> **Stored entries**
^^^^^^^^^^^^^^^^

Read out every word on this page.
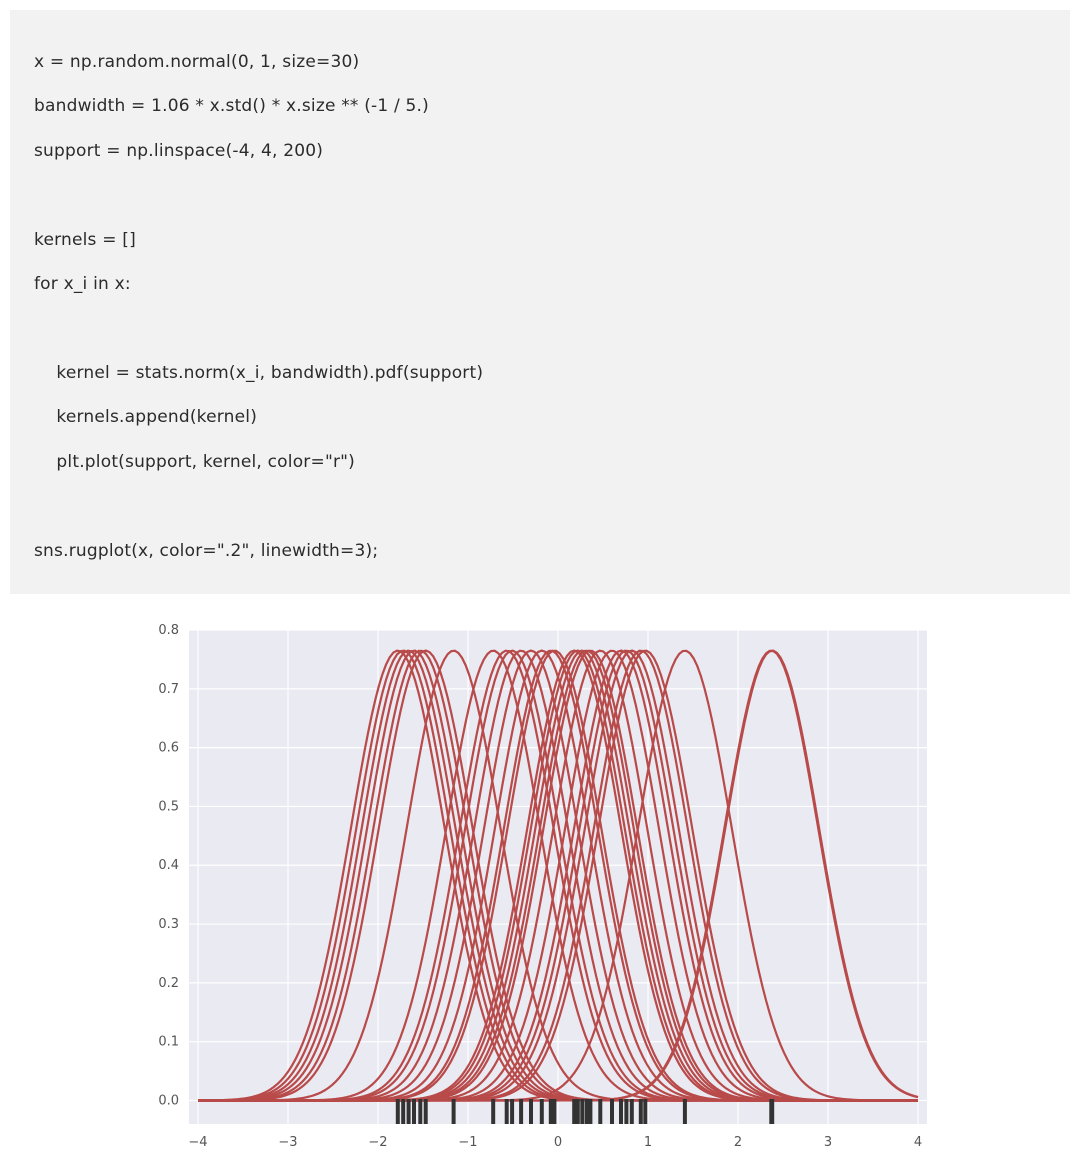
x = np.random.normal(0, 1, size=30)
bandwidth = 1.06 * x.std() * x.size ** (-1 / 5.)
support = np.linspace(-4, 4, 200)
kernels = []
for x_i in x:
kernel = stats.norm(x_i, bandwidth).pdf(support)
kernels.append(kernel)
plt.plot(support, kernel, color="r")
sns.rugplot(x, color=".2", linewidth=3);
−4	−3	−2	−1	0	1	2	3	4
0.0
0.1
0.2
0.3
0.4
0.5
0.6
0.7
0.8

^^^^^^^^^^^^^^^^

> **What you will do**
Repeat the records above exactly, leaving out any pictures they contain.

> **Task solution**
Read out every word on this page.
x = np.random.normal(0, 1, size=30)
bandwidth = 1.06 * x.std() * x.size ** (-1 / 5.)
support = np.linspace(-4, 4, 200)
kernels = []
for x_i in x:
kernel = stats.norm(x_i, bandwidth).pdf(support)
kernels.append(kernel)
plt.plot(support, kernel, color="r")
sns.rugplot(x, color=".2", linewidth=3);
−4	−3	−2	−1	0	1	2	3	4
0.0
0.1
0.2
0.3
0.4
0.5
0.6
0.7
0.8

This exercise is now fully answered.